◆ **Directive**
Pull each line containing "Wade" out of the data and copy it.

━━━

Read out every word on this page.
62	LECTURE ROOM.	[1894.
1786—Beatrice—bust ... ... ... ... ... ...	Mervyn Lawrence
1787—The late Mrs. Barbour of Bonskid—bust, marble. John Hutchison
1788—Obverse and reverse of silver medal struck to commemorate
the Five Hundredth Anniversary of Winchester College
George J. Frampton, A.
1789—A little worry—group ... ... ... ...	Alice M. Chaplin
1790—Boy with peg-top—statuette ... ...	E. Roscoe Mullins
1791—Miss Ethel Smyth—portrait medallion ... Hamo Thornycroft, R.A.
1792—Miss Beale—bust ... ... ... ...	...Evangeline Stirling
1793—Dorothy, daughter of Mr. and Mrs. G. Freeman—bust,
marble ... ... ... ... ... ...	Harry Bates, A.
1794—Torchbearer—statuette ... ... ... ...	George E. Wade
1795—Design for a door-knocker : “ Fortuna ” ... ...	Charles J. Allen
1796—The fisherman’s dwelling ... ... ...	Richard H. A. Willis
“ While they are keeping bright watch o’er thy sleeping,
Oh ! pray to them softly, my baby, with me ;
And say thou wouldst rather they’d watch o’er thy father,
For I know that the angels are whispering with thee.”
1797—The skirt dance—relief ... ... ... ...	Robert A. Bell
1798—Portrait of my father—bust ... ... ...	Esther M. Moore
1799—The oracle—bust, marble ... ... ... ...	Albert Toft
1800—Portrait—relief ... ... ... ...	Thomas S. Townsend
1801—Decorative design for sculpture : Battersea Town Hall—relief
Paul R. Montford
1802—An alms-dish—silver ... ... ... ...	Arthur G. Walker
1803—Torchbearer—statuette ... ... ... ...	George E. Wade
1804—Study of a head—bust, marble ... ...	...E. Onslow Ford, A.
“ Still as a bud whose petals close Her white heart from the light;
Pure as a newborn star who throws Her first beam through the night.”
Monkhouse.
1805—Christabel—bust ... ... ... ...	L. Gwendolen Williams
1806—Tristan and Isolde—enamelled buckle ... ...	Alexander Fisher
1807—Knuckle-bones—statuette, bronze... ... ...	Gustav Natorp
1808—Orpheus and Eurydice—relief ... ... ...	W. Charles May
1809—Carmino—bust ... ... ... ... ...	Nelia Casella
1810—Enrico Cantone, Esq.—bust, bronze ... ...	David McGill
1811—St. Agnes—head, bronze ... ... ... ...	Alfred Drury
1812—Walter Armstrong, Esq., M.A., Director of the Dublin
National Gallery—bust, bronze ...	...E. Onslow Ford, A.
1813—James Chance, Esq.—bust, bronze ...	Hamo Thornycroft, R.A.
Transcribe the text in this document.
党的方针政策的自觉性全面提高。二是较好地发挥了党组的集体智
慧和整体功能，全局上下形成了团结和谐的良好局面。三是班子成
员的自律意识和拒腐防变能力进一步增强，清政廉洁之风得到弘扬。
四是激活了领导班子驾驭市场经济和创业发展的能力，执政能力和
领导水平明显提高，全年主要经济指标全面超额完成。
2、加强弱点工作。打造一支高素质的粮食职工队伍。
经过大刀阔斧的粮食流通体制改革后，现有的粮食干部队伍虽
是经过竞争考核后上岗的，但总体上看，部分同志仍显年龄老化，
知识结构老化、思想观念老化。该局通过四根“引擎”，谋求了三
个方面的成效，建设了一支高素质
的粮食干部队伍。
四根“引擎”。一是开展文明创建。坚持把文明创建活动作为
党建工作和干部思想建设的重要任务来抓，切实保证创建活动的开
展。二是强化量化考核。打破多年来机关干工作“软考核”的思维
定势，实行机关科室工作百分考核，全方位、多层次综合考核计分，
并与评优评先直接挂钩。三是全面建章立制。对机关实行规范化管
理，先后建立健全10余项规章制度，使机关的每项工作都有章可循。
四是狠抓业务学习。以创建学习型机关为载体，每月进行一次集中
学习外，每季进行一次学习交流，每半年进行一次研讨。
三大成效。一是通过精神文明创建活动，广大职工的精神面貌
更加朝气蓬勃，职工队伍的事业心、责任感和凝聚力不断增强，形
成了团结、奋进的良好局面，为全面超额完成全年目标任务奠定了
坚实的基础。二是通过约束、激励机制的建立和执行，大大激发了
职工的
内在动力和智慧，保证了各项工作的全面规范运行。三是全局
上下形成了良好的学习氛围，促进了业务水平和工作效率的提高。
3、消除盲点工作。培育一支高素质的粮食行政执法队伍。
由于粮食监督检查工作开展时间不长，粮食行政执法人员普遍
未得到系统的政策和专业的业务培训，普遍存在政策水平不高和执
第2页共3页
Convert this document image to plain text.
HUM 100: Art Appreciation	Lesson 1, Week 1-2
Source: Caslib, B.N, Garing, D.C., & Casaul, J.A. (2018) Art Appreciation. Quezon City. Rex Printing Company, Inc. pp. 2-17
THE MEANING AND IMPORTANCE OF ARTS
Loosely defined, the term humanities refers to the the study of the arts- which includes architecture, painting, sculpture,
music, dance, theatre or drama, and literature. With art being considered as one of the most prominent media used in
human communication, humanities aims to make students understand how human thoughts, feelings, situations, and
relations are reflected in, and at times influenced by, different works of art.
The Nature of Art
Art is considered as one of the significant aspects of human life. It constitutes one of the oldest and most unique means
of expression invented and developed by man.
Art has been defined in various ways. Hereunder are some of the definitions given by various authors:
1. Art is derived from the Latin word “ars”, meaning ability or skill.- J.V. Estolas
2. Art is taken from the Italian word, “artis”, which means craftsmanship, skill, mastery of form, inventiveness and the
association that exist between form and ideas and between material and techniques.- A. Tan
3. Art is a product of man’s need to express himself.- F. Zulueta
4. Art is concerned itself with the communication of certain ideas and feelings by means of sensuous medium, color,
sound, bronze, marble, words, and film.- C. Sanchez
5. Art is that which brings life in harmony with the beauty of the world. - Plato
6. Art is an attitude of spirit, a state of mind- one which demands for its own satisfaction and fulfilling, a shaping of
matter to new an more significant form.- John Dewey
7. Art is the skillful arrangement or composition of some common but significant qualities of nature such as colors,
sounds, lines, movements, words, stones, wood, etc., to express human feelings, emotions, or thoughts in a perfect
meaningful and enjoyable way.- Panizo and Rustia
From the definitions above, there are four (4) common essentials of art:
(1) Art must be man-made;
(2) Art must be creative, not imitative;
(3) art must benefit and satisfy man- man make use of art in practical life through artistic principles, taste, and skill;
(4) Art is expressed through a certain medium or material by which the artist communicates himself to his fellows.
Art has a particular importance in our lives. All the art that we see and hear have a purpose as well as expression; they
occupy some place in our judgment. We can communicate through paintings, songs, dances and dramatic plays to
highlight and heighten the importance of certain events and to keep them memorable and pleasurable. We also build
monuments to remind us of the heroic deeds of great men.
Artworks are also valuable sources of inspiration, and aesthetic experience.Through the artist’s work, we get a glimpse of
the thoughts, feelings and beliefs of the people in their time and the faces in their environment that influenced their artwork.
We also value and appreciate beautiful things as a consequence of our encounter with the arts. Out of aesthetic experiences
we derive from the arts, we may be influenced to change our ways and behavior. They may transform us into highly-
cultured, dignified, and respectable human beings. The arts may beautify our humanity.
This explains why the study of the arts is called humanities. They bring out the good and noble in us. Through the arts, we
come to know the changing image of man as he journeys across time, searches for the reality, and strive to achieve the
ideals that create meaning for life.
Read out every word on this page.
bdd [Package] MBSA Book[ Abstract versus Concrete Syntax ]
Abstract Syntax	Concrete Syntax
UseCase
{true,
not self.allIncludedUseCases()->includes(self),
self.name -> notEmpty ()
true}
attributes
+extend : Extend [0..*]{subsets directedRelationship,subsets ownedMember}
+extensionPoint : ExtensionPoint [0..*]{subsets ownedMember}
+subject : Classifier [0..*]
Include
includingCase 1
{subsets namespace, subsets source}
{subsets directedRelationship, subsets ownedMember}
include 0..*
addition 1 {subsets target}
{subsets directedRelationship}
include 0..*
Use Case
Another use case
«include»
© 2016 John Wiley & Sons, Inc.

━━━

◆ **Response to the exercise**
1794—Torchbearer—statuette ... ... ... ...	George E. Wade
1803—Torchbearer—statuette ... ... ... ...	George E. Wade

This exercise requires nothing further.